Your objective —
Produce an exact copy of all the records.

##### Extracted records

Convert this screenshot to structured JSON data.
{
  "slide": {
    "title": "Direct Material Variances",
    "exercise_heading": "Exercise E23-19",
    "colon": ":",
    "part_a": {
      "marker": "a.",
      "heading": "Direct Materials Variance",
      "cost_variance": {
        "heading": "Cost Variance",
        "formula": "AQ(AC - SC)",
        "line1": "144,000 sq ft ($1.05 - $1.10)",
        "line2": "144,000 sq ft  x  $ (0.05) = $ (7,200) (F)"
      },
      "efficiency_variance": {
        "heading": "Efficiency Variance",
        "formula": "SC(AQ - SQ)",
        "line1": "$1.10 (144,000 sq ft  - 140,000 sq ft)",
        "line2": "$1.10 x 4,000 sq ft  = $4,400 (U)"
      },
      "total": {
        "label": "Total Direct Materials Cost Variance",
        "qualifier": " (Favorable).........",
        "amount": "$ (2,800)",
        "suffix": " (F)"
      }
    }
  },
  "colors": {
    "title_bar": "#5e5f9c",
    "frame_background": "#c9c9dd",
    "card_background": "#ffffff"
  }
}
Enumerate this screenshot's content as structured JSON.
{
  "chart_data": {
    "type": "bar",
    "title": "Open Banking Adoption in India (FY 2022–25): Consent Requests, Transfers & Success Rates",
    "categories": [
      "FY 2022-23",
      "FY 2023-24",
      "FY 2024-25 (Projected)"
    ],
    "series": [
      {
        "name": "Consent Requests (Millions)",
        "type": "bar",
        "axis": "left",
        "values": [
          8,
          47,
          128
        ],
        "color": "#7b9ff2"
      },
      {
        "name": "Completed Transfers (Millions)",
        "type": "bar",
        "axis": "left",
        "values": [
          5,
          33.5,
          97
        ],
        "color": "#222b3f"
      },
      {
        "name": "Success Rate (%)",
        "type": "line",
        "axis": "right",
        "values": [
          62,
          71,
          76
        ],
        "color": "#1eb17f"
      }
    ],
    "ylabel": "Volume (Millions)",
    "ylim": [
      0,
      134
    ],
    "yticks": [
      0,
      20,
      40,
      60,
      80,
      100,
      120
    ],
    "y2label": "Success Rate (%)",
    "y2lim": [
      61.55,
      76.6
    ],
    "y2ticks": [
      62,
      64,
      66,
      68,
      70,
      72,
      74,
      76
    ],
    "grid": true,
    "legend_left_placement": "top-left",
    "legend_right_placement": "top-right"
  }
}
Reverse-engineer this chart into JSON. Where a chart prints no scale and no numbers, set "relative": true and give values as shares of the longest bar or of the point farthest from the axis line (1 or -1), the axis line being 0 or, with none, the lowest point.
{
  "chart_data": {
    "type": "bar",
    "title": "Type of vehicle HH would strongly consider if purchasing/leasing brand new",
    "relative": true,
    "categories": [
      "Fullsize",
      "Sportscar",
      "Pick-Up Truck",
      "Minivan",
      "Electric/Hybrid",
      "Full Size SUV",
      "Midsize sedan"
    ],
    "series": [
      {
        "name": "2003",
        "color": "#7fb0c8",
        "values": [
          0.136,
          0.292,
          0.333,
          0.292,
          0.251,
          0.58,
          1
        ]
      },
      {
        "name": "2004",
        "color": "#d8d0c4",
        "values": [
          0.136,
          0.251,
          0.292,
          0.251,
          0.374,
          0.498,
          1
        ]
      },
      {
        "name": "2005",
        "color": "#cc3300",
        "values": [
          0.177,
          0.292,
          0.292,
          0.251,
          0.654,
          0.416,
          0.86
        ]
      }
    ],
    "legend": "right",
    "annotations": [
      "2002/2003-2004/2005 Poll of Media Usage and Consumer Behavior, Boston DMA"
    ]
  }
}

##########

Complete response —
Convert this screenshot to structured JSON data.
{
  "slide": {
    "title": "Direct Material Variances",
    "exercise_heading": "Exercise E23-19",
    "colon": ":",
    "part_a": {
      "marker": "a.",
      "heading": "Direct Materials Variance",
      "cost_variance": {
        "heading": "Cost Variance",
        "formula": "AQ(AC - SC)",
        "line1": "144,000 sq ft ($1.05 - $1.10)",
        "line2": "144,000 sq ft  x  $ (0.05) = $ (7,200) (F)"
      },
      "efficiency_variance": {
        "heading": "Efficiency Variance",
        "formula": "SC(AQ - SQ)",
        "line1": "$1.10 (144,000 sq ft  - 140,000 sq ft)",
        "line2": "$1.10 x 4,000 sq ft  = $4,400 (U)"
      },
      "total": {
        "label": "Total Direct Materials Cost Variance",
        "qualifier": " (Favorable).........",
        "amount": "$ (2,800)",
        "suffix": " (F)"
      }
    }
  },
  "colors": {
    "title_bar": "#5e5f9c",
    "frame_background": "#c9c9dd",
    "card_background": "#ffffff"
  }
}
Enumerate this screenshot's content as structured JSON.
{
  "chart_data": {
    "type": "bar",
    "title": "Open Banking Adoption in India (FY 2022–25): Consent Requests, Transfers & Success Rates",
    "categories": [
      "FY 2022-23",
      "FY 2023-24",
      "FY 2024-25 (Projected)"
    ],
    "series": [
      {
        "name": "Consent Requests (Millions)",
        "type": "bar",
        "axis": "left",
        "values": [
          8,
          47,
          128
        ],
        "color": "#7b9ff2"
      },
      {
        "name": "Completed Transfers (Millions)",
        "type": "bar",
        "axis": "left",
        "values": [
          5,
          33.5,
          97
        ],
        "color": "#222b3f"
      },
      {
        "name": "Success Rate (%)",
        "type": "line",
        "axis": "right",
        "values": [
          62,
          71,
          76
        ],
        "color": "#1eb17f"
      }
    ],
    "ylabel": "Volume (Millions)",
    "ylim": [
      0,
      134
    ],
    "yticks": [
      0,
      20,
      40,
      60,
      80,
      100,
      120
    ],
    "y2label": "Success Rate (%)",
    "y2lim": [
      61.55,
      76.6
    ],
    "y2ticks": [
      62,
      64,
      66,
      68,
      70,
      72,
      74,
      76
    ],
    "grid": true,
    "legend_left_placement": "top-left",
    "legend_right_placement": "top-right"
  }
}
Reverse-engineer this chart into JSON. Where a chart prints no scale and no numbers, set "relative": true and give values as shares of the longest bar or of the point farthest from the axis line (1 or -1), the axis line being 0 or, with none, the lowest point.
{
  "chart_data": {
    "type": "bar",
    "title": "Type of vehicle HH would strongly consider if purchasing/leasing brand new",
    "relative": true,
    "categories": [
      "Fullsize",
      "Sportscar",
      "Pick-Up Truck",
      "Minivan",
      "Electric/Hybrid",
      "Full Size SUV",
      "Midsize sedan"
    ],
    "series": [
      {
        "name": "2003",
        "color": "#7fb0c8",
        "values": [
          0.136,
          0.292,
          0.333,
          0.292,
          0.251,
          0.58,
          1
        ]
      },
      {
        "name": "2004",
        "color": "#d8d0c4",
        "values": [
          0.136,
          0.251,
          0.292,
          0.251,
          0.374,
          0.498,
          1
        ]
      },
      {
        "name": "2005",
        "color": "#cc3300",
        "values": [
          0.177,
          0.292,
          0.292,
          0.251,
          0.654,
          0.416,
          0.86
        ]
      }
    ],
    "legend": "right",
    "annotations": [
      "2002/2003-2004/2005 Poll of Media Usage and Consumer Behavior, Boston DMA"
    ]
  }
}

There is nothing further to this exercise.